Aim of the task:
Below is a block of data; give all of it again word for word.

--- Start of Extracted material ---

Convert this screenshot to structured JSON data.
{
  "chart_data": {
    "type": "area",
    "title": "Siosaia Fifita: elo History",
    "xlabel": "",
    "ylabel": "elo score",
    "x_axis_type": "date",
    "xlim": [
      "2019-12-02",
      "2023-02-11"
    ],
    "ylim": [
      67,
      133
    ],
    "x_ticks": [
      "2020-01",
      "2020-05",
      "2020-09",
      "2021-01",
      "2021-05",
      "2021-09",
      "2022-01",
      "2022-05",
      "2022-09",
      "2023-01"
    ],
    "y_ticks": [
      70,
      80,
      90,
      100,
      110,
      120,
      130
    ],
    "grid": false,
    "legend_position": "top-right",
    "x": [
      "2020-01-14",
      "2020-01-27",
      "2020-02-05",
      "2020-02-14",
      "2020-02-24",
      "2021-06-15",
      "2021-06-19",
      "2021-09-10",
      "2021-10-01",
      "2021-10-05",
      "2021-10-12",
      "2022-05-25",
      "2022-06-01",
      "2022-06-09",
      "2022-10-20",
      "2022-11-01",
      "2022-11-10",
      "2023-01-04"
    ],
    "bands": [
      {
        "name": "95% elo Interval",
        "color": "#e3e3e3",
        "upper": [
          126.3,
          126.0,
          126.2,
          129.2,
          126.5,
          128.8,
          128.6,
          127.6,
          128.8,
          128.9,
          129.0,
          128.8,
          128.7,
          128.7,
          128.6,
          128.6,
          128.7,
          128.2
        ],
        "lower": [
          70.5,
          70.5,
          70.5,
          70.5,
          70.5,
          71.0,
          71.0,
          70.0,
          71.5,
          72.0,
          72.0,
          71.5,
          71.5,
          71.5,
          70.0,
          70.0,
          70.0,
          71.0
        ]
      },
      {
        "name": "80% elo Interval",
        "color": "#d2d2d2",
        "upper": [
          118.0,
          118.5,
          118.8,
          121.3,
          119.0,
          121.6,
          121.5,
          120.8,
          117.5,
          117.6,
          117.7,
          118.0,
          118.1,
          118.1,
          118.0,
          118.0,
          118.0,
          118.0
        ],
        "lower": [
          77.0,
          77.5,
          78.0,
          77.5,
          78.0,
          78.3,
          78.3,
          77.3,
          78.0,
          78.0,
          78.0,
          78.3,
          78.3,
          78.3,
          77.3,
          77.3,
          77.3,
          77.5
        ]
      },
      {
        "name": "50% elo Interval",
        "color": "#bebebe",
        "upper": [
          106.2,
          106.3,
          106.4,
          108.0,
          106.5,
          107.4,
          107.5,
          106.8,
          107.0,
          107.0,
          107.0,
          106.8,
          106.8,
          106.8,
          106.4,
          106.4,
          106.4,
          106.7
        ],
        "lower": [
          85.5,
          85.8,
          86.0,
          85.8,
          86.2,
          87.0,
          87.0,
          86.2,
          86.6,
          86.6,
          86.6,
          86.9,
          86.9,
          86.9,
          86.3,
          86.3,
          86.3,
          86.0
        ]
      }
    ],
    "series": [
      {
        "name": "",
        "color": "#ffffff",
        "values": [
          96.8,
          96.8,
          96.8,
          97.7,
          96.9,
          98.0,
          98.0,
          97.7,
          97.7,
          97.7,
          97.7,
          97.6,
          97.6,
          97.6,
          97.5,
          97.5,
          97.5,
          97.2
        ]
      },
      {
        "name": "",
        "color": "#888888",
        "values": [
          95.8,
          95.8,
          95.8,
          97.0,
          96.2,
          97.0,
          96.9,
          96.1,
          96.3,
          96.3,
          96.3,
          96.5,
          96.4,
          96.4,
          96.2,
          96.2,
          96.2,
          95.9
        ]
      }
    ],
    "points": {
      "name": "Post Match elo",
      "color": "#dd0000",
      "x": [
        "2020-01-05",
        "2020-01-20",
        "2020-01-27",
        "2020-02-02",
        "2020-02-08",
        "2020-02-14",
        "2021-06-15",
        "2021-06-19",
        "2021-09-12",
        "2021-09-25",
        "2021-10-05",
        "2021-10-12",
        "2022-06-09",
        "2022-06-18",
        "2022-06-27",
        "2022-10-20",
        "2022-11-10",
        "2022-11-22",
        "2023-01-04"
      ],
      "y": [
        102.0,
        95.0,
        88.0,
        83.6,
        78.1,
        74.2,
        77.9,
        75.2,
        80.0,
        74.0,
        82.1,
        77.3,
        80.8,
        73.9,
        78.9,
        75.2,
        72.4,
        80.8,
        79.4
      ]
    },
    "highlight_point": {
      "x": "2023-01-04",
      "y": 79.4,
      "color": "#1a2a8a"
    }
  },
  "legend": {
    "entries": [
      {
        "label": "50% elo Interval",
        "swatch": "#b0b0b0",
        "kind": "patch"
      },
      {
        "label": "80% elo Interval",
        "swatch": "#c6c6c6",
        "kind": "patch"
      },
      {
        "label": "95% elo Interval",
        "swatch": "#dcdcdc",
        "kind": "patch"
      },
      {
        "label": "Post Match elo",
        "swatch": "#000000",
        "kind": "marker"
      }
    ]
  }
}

--- End of Extracted material ---

Exercise answer:
Convert this screenshot to structured JSON data.
{
  "chart_data": {
    "type": "area",
    "title": "Siosaia Fifita: elo History",
    "xlabel": "",
    "ylabel": "elo score",
    "x_axis_type": "date",
    "xlim": [
      "2019-12-02",
      "2023-02-11"
    ],
    "ylim": [
      67,
      133
    ],
    "x_ticks": [
      "2020-01",
      "2020-05",
      "2020-09",
      "2021-01",
      "2021-05",
      "2021-09",
      "2022-01",
      "2022-05",
      "2022-09",
      "2023-01"
    ],
    "y_ticks": [
      70,
      80,
      90,
      100,
      110,
      120,
      130
    ],
    "grid": false,
    "legend_position": "top-right",
    "x": [
      "2020-01-14",
      "2020-01-27",
      "2020-02-05",
      "2020-02-14",
      "2020-02-24",
      "2021-06-15",
      "2021-06-19",
      "2021-09-10",
      "2021-10-01",
      "2021-10-05",
      "2021-10-12",
      "2022-05-25",
      "2022-06-01",
      "2022-06-09",
      "2022-10-20",
      "2022-11-01",
      "2022-11-10",
      "2023-01-04"
    ],
    "bands": [
      {
        "name": "95% elo Interval",
        "color": "#e3e3e3",
        "upper": [
          126.3,
          126.0,
          126.2,
          129.2,
          126.5,
          128.8,
          128.6,
          127.6,
          128.8,
          128.9,
          129.0,
          128.8,
          128.7,
          128.7,
          128.6,
          128.6,
          128.7,
          128.2
        ],
        "lower": [
          70.5,
          70.5,
          70.5,
          70.5,
          70.5,
          71.0,
          71.0,
          70.0,
          71.5,
          72.0,
          72.0,
          71.5,
          71.5,
          71.5,
          70.0,
          70.0,
          70.0,
          71.0
        ]
      },
      {
        "name": "80% elo Interval",
        "color": "#d2d2d2",
        "upper": [
          118.0,
          118.5,
          118.8,
          121.3,
          119.0,
          121.6,
          121.5,
          120.8,
          117.5,
          117.6,
          117.7,
          118.0,
          118.1,
          118.1,
          118.0,
          118.0,
          118.0,
          118.0
        ],
        "lower": [
          77.0,
          77.5,
          78.0,
          77.5,
          78.0,
          78.3,
          78.3,
          77.3,
          78.0,
          78.0,
          78.0,
          78.3,
          78.3,
          78.3,
          77.3,
          77.3,
          77.3,
          77.5
        ]
      },
      {
        "name": "50% elo Interval",
        "color": "#bebebe",
        "upper": [
          106.2,
          106.3,
          106.4,
          108.0,
          106.5,
          107.4,
          107.5,
          106.8,
          107.0,
          107.0,
          107.0,
          106.8,
          106.8,
          106.8,
          106.4,
          106.4,
          106.4,
          106.7
        ],
        "lower": [
          85.5,
          85.8,
          86.0,
          85.8,
          86.2,
          87.0,
          87.0,
          86.2,
          86.6,
          86.6,
          86.6,
          86.9,
          86.9,
          86.9,
          86.3,
          86.3,
          86.3,
          86.0
        ]
      }
    ],
    "series": [
      {
        "name": "",
        "color": "#ffffff",
        "values": [
          96.8,
          96.8,
          96.8,
          97.7,
          96.9,
          98.0,
          98.0,
          97.7,
          97.7,
          97.7,
          97.7,
          97.6,
          97.6,
          97.6,
          97.5,
          97.5,
          97.5,
          97.2
        ]
      },
      {
        "name": "",
        "color": "#888888",
        "values": [
          95.8,
          95.8,
          95.8,
          97.0,
          96.2,
          97.0,
          96.9,
          96.1,
          96.3,
          96.3,
          96.3,
          96.5,
          96.4,
          96.4,
          96.2,
          96.2,
          96.2,
          95.9
        ]
      }
    ],
    "points": {
      "name": "Post Match elo",
      "color": "#dd0000",
      "x": [
        "2020-01-05",
        "2020-01-20",
        "2020-01-27",
        "2020-02-02",
        "2020-02-08",
        "2020-02-14",
        "2021-06-15",
        "2021-06-19",
        "2021-09-12",
        "2021-09-25",
        "2021-10-05",
        "2021-10-12",
        "2022-06-09",
        "2022-06-18",
        "2022-06-27",
        "2022-10-20",
        "2022-11-10",
        "2022-11-22",
        "2023-01-04"
      ],
      "y": [
        102.0,
        95.0,
        88.0,
        83.6,
        78.1,
        74.2,
        77.9,
        75.2,
        80.0,
        74.0,
        82.1,
        77.3,
        80.8,
        73.9,
        78.9,
        75.2,
        72.4,
        80.8,
        79.4
      ]
    },
    "highlight_point": {
      "x": "2023-01-04",
      "y": 79.4,
      "color": "#1a2a8a"
    }
  },
  "legend": {
    "entries": [
      {
        "label": "50% elo Interval",
        "swatch": "#b0b0b0",
        "kind": "patch"
      },
      {
        "label": "80% elo Interval",
        "swatch": "#c6c6c6",
        "kind": "patch"
      },
      {
        "label": "95% elo Interval",
        "swatch": "#dcdcdc",
        "kind": "patch"
      },
      {
        "label": "Post Match elo",
        "swatch": "#000000",
        "kind": "marker"
      }
    ]
  }
}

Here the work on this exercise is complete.